> [Given records]

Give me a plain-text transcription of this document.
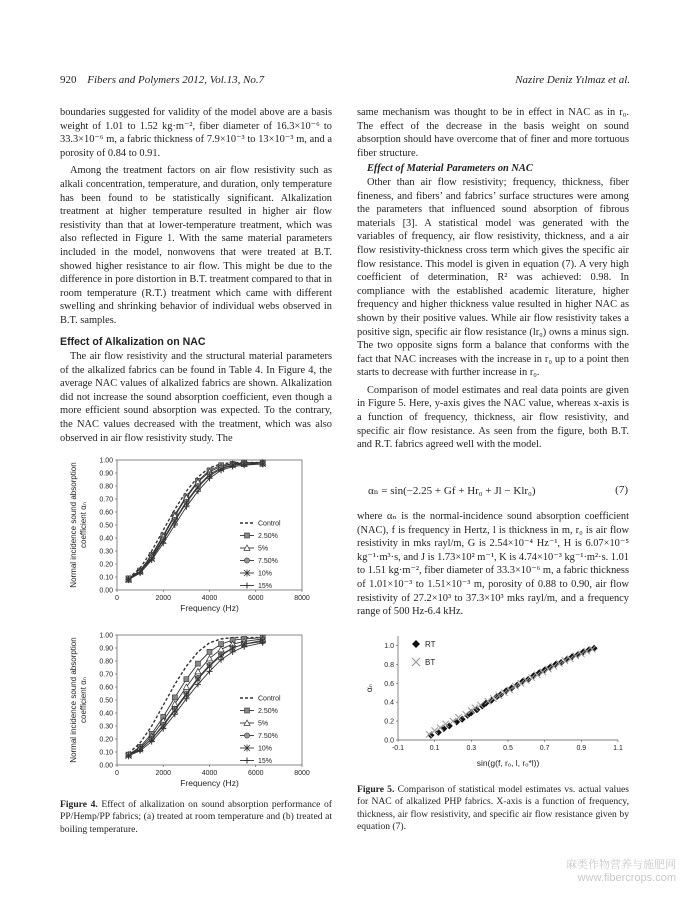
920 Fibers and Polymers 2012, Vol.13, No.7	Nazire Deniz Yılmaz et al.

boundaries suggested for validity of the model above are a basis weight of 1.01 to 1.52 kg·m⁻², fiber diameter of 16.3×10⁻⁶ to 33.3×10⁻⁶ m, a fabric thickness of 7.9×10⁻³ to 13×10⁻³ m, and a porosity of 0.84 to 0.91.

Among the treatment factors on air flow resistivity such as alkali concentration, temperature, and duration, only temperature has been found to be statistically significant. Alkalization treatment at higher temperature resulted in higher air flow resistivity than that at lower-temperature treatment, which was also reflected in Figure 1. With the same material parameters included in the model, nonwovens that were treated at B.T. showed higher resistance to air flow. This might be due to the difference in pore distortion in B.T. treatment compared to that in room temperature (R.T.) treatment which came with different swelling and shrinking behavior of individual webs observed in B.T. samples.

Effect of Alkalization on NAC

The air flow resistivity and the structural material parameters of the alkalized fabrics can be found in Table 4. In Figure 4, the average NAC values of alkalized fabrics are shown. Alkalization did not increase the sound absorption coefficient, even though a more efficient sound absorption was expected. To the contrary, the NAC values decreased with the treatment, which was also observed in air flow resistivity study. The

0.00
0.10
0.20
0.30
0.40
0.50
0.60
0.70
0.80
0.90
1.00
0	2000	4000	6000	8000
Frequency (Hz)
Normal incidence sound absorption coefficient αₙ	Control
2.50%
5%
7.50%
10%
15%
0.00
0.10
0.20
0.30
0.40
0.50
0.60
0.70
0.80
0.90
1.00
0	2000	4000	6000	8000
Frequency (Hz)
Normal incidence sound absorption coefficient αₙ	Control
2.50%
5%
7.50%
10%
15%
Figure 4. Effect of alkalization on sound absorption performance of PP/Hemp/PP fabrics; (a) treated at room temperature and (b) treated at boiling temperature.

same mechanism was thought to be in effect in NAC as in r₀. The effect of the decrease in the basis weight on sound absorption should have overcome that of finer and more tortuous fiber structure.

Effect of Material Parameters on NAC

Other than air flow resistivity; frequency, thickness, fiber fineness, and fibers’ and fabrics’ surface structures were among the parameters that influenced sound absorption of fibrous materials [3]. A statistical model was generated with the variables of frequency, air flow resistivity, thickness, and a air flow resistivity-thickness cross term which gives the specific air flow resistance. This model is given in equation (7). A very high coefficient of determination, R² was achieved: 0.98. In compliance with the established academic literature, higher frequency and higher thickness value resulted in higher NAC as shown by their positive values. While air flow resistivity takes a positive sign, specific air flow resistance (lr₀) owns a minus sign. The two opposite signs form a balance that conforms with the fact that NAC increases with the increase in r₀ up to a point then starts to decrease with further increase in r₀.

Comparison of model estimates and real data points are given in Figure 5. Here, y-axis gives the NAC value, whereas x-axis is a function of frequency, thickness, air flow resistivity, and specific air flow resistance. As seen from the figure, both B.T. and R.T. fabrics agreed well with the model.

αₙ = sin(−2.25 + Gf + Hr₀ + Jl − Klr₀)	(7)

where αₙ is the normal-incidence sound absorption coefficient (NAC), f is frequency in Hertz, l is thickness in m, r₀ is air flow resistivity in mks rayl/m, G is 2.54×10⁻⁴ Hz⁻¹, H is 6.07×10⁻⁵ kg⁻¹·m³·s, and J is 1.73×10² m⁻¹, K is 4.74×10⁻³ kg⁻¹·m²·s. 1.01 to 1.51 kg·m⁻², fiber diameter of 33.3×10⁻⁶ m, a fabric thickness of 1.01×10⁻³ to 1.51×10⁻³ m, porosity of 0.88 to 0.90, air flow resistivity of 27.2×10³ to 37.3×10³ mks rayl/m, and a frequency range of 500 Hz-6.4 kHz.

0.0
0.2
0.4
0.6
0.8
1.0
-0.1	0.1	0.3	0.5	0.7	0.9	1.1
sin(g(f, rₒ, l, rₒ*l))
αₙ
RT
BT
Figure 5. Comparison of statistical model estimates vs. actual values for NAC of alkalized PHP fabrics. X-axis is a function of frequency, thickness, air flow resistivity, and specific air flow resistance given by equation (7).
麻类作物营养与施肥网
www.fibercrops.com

---

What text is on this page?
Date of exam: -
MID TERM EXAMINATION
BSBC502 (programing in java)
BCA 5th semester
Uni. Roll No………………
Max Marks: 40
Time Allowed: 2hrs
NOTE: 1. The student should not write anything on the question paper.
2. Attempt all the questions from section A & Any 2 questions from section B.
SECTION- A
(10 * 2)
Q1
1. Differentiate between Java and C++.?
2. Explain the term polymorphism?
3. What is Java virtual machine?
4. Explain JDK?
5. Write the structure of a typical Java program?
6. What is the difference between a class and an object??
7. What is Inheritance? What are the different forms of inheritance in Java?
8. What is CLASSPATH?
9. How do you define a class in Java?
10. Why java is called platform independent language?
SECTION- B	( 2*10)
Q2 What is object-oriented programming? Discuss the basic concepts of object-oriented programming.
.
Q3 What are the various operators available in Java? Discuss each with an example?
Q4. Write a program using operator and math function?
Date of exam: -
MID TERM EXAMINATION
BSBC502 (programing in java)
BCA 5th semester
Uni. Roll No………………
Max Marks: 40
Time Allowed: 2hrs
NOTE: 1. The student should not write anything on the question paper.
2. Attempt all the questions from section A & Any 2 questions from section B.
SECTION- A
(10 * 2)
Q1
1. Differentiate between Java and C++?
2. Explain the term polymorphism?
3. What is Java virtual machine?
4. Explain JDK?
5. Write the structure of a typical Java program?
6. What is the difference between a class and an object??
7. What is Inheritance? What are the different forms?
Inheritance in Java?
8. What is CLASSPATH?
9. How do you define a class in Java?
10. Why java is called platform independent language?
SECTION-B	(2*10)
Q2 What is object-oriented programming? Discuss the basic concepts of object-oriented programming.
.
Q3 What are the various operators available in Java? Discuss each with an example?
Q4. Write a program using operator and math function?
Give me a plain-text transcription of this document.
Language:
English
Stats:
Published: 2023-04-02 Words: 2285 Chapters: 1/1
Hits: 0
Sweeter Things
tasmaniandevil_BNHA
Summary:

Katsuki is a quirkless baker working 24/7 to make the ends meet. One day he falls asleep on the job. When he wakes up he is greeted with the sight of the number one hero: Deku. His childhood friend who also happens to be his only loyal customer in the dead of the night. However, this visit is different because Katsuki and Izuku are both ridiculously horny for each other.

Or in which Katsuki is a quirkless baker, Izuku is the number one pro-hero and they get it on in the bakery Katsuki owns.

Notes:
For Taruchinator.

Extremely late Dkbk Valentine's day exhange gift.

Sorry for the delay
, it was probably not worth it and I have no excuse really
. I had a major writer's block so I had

> [Given problem]
Copy out every line of the listing that contains the string "weight".

> [Solution]
boundaries suggested for validity of the model above are a basis weight of 1.01 to 1.52 kg·m⁻², fiber diameter of 16.3×10⁻⁶ to 33.3×10⁻⁶ m, a fabric thickness of 7.9×10⁻³ to 13×10⁻³ m, and a porosity of 0.84 to 0.91.
same mechanism was thought to be in effect in NAC as in r₀. The effect of the decrease in the basis weight on sound absorption should have overcome that of finer and more tortuous fiber structure.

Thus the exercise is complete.